Exercise task:
Where a line contains the word "силу", copy that line in full.

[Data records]
## Begin
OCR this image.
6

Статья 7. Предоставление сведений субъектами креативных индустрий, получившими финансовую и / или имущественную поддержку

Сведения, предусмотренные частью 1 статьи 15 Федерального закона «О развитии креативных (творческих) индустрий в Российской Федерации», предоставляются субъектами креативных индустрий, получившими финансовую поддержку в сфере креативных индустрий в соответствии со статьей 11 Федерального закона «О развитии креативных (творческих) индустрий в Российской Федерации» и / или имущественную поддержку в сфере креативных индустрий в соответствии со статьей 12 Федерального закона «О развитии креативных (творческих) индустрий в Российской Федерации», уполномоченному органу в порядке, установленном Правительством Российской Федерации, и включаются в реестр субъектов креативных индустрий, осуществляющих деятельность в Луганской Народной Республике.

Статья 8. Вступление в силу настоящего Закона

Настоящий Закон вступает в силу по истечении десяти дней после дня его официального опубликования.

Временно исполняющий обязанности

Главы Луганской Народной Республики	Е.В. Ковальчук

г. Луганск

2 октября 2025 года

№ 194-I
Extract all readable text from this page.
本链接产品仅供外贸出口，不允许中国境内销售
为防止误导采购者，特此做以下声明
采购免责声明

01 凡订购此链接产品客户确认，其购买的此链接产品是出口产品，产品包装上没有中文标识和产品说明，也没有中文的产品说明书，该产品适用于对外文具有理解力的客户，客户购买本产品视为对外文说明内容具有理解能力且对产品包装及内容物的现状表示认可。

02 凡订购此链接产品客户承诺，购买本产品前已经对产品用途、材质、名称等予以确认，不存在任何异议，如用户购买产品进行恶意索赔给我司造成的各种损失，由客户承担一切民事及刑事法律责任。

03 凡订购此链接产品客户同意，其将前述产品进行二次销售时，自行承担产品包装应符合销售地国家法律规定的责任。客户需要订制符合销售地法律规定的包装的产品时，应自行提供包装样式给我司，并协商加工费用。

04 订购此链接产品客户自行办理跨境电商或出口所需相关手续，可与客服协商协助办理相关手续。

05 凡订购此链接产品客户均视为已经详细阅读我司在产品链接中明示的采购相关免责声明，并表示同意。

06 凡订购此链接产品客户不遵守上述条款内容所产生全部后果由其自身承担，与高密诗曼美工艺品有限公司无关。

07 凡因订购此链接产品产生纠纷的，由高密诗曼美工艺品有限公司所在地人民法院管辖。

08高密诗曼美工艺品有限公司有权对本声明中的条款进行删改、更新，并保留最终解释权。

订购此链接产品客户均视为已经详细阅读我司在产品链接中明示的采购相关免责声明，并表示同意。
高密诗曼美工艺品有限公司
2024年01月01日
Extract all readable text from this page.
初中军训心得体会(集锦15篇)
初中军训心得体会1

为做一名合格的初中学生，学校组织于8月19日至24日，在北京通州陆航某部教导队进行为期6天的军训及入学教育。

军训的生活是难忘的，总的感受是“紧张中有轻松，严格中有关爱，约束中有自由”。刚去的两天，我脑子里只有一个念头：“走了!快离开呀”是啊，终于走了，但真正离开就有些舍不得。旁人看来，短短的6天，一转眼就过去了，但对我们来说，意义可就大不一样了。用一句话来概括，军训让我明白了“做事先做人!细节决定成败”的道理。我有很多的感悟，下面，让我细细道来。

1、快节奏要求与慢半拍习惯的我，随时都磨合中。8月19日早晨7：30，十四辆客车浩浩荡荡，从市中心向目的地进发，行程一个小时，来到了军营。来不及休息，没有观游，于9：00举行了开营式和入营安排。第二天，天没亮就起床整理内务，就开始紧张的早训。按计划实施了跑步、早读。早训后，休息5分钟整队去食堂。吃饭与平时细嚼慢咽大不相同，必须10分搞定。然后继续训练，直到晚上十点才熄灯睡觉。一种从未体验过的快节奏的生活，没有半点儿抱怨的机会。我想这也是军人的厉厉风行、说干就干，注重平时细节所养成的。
## End
Completed exercise:
Статья 8. Вступление в силу настоящего Закона
Настоящий Закон вступает в силу по истечении десяти дней после дня его официального опубликования.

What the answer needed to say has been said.